Texte choisi ->
----

Algorithmes, quèsaco ?

“Beaucoup d’exemples de notre quotidien relèvent des algorithmes”

Un algorithme est la description très précise et simplifiée de la manière dont on peut procéder pour résoudre un problème ou effectuer une tâche. Une recette de cuisine, décrivant avec précision chaque étape de la concoction d’un plat, est donc un algorithme ! En sciences des données, les algorithmes décrivent les méthodes de traitement de l’information : recherche, comparaison, analyse, classement, extraction… Beaucoup d’exemples de notre quotidien relèvent ainsi des algorithmes : l’identification d’un utilisateur sur une photo par Facebook, un jeu d’échecs en ligne, la traduction de textes, ou, bientôt, les voitures autonomes.

----

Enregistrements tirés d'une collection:
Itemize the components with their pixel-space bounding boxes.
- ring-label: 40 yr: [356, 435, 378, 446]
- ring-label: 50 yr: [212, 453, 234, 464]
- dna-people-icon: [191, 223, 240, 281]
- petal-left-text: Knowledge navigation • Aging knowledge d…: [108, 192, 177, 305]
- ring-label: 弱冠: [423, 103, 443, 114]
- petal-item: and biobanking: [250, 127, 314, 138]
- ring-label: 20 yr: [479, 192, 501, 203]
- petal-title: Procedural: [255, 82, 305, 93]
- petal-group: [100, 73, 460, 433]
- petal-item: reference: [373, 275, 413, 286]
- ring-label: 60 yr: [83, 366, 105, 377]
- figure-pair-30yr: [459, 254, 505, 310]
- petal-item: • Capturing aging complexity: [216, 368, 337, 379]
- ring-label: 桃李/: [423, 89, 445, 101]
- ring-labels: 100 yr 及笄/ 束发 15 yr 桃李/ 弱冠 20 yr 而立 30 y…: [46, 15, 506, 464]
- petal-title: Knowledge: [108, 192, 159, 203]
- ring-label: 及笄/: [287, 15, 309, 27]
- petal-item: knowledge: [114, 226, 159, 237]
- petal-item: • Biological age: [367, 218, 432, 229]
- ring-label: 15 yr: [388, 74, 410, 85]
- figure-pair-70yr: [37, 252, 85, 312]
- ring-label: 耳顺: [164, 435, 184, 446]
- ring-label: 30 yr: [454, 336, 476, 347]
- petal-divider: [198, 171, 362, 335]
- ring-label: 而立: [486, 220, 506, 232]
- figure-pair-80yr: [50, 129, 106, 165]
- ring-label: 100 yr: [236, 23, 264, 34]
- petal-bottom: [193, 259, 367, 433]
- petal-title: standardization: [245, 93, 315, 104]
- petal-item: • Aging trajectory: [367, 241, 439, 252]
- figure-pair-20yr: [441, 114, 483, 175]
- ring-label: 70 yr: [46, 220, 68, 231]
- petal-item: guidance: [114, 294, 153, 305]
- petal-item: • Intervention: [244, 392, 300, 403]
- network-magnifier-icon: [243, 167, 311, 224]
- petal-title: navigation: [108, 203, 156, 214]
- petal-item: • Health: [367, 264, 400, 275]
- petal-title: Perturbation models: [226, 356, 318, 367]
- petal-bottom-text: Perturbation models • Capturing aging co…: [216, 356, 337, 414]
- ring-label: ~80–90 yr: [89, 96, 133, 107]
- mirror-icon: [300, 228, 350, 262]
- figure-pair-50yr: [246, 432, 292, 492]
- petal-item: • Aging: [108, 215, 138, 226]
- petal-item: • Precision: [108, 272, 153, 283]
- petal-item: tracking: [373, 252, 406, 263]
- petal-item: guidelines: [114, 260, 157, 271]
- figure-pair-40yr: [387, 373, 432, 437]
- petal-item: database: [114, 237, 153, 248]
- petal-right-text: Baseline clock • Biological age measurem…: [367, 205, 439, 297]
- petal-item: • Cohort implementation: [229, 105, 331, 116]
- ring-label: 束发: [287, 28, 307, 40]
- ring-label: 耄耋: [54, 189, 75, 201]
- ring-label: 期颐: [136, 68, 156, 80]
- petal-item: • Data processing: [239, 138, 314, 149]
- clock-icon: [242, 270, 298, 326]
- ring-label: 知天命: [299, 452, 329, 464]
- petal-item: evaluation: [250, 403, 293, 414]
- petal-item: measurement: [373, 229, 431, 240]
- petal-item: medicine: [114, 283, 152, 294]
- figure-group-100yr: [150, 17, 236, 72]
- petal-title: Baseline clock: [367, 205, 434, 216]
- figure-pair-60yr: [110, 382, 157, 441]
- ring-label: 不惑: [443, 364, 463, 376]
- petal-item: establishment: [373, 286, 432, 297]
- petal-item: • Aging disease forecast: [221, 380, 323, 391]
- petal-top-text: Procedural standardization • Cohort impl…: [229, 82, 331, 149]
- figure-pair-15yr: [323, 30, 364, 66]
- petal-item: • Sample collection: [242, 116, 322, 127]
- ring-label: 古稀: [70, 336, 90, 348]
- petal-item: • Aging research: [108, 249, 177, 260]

----

Votre objectif -> Recopiez mot pour mot le passage du texte sur les algorithmes, en partant des mots « Algorithmes, quèsaco ? » et en vous arrêtant juste après « les voitures autonomes. ». Pour répondre, appuyez-vous uniquement sur le texte.

Votre réponse ->
Algorithmes, quèsaco ?

“Beaucoup d’exemples de notre quotidien relèvent des algorithmes”

Un algorithme est la description très précise et simplifiée de la manière dont on peut procéder pour résoudre un problème ou effectuer une tâche. Une recette de cuisine, décrivant avec précision chaque étape de la concoction d’un plat, est donc un algorithme ! En sciences des données, les algorithmes décrivent les méthodes de traitement de l’information : recherche, comparaison, analyse, classement, extraction… Beaucoup d’exemples de notre quotidien relèvent ainsi des algorithmes : l’identification d’un utilisateur sur une photo par Facebook, un jeu d’échecs en ligne, la traduction de textes, ou, bientôt, les voitures autonomes.